Exactly as written, transcribe the lines that run from the one containing "Output a JSON" to the end of the records below.

---------- TASK INPUTS

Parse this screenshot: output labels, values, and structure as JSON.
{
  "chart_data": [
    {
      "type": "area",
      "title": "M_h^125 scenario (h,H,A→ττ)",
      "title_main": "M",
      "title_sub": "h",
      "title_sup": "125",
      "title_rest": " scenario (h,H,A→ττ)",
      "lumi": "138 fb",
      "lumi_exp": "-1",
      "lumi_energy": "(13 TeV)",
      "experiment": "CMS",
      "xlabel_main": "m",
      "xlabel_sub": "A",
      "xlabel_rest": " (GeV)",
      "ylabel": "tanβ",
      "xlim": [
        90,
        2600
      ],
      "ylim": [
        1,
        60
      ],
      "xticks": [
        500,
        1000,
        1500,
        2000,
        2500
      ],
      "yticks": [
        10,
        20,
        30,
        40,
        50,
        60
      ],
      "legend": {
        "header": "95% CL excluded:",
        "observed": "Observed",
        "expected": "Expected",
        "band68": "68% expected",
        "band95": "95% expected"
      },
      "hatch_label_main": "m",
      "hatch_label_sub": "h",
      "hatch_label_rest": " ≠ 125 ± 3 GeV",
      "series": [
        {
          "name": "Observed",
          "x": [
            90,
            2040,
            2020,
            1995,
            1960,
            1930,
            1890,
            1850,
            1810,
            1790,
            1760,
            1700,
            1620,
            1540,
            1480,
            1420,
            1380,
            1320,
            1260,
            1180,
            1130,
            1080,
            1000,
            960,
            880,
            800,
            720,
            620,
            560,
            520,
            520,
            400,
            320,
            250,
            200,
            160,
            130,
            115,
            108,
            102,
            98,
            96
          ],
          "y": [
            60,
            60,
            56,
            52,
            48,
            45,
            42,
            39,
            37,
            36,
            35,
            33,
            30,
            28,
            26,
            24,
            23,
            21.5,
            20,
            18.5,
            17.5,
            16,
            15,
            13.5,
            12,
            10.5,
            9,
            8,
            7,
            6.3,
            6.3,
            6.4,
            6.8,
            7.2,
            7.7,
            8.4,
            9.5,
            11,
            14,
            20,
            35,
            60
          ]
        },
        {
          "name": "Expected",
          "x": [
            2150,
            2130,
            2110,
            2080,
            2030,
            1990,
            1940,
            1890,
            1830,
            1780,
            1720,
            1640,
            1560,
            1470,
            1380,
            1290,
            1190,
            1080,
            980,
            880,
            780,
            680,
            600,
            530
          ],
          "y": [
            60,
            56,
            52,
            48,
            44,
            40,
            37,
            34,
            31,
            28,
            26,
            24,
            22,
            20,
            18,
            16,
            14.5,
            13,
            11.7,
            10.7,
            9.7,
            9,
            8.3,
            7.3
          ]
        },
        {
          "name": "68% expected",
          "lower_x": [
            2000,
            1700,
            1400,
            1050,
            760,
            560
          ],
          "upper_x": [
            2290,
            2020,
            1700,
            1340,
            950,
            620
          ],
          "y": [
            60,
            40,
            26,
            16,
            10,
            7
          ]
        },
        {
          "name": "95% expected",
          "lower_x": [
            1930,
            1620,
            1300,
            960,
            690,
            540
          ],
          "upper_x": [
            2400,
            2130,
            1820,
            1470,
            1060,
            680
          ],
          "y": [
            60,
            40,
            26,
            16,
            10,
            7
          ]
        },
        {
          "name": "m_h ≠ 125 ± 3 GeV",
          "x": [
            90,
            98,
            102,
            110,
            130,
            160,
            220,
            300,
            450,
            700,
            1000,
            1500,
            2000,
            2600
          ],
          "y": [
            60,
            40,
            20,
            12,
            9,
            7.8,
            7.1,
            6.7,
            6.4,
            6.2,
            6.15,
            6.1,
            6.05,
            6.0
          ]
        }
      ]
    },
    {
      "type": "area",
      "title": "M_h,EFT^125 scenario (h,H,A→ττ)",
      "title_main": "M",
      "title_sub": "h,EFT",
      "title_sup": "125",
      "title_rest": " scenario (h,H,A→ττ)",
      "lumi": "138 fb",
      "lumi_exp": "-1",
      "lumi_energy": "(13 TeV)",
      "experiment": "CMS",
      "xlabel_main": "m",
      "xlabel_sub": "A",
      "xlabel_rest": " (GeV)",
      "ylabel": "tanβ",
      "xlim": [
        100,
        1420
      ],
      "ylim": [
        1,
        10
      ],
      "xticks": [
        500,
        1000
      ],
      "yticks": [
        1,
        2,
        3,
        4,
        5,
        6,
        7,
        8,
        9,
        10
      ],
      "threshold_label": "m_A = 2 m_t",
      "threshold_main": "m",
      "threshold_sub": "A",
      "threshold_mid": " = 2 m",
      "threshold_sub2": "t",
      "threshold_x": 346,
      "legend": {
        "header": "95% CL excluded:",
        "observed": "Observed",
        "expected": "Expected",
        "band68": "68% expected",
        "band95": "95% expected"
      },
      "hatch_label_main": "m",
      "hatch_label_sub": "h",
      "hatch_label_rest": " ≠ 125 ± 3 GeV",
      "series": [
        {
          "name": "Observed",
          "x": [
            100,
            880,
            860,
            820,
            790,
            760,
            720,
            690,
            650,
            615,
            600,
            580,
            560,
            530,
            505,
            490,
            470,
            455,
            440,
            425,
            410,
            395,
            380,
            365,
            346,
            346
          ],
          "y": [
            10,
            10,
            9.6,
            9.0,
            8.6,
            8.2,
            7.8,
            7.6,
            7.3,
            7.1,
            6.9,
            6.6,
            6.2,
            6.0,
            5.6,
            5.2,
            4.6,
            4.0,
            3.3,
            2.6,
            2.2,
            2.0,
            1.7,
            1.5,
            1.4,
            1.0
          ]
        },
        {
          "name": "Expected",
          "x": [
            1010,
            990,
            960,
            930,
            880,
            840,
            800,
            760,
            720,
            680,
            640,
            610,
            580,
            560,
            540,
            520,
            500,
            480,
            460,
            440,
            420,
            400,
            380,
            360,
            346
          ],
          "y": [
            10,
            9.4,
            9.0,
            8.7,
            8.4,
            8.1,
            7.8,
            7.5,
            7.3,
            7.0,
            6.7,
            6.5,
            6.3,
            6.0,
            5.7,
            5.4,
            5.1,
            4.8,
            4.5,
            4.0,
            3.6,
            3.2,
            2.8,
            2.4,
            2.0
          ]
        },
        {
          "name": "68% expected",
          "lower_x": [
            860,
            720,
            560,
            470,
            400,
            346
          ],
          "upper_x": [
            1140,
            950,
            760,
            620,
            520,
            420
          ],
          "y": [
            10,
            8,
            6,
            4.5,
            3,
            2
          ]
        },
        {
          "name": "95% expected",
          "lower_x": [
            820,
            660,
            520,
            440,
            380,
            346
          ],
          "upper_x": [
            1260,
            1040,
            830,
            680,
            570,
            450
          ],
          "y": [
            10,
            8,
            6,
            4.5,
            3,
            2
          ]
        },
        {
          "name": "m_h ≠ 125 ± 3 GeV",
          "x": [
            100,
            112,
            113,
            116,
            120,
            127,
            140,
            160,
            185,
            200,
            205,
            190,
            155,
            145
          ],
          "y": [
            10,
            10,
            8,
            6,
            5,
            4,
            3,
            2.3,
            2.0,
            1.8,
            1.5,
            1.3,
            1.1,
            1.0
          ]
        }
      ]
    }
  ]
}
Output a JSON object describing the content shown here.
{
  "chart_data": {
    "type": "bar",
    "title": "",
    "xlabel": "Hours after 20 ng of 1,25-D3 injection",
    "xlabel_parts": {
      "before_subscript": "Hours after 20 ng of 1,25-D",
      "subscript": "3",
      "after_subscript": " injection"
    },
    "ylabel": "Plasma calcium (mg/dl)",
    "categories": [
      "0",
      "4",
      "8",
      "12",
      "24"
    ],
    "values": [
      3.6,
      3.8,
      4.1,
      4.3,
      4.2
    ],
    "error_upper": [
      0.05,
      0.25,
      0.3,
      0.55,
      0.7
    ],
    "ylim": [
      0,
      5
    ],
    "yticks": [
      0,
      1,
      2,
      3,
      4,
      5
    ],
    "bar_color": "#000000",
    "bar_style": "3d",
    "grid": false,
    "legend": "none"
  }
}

--------------------

OUTPUT FOR THIS EXERCISE
Output a JSON object describing the content shown here.
{
  "chart_data": {
    "type": "bar",
    "title": "",
    "xlabel": "Hours after 20 ng of 1,25-D3 injection",
    "xlabel_parts": {
      "before_subscript": "Hours after 20 ng of 1,25-D",
      "subscript": "3",
      "after_subscript": " injection"
    },
    "ylabel": "Plasma calcium (mg/dl)",
    "categories": [
      "0",
      "4",
      "8",
      "12",
      "24"
    ],
    "values": [
      3.6,
      3.8,
      4.1,
      4.3,
      4.2
    ],
    "error_upper": [
      0.05,
      0.25,
      0.3,
      0.55,
      0.7
    ],
    "ylim": [
      0,
      5
    ],
    "yticks": [
      0,
      1,
      2,
      3,
      4,
      5
    ],
    "bar_color": "#000000",
    "bar_style": "3d",
    "grid": false,
    "legend": "none"
  }
}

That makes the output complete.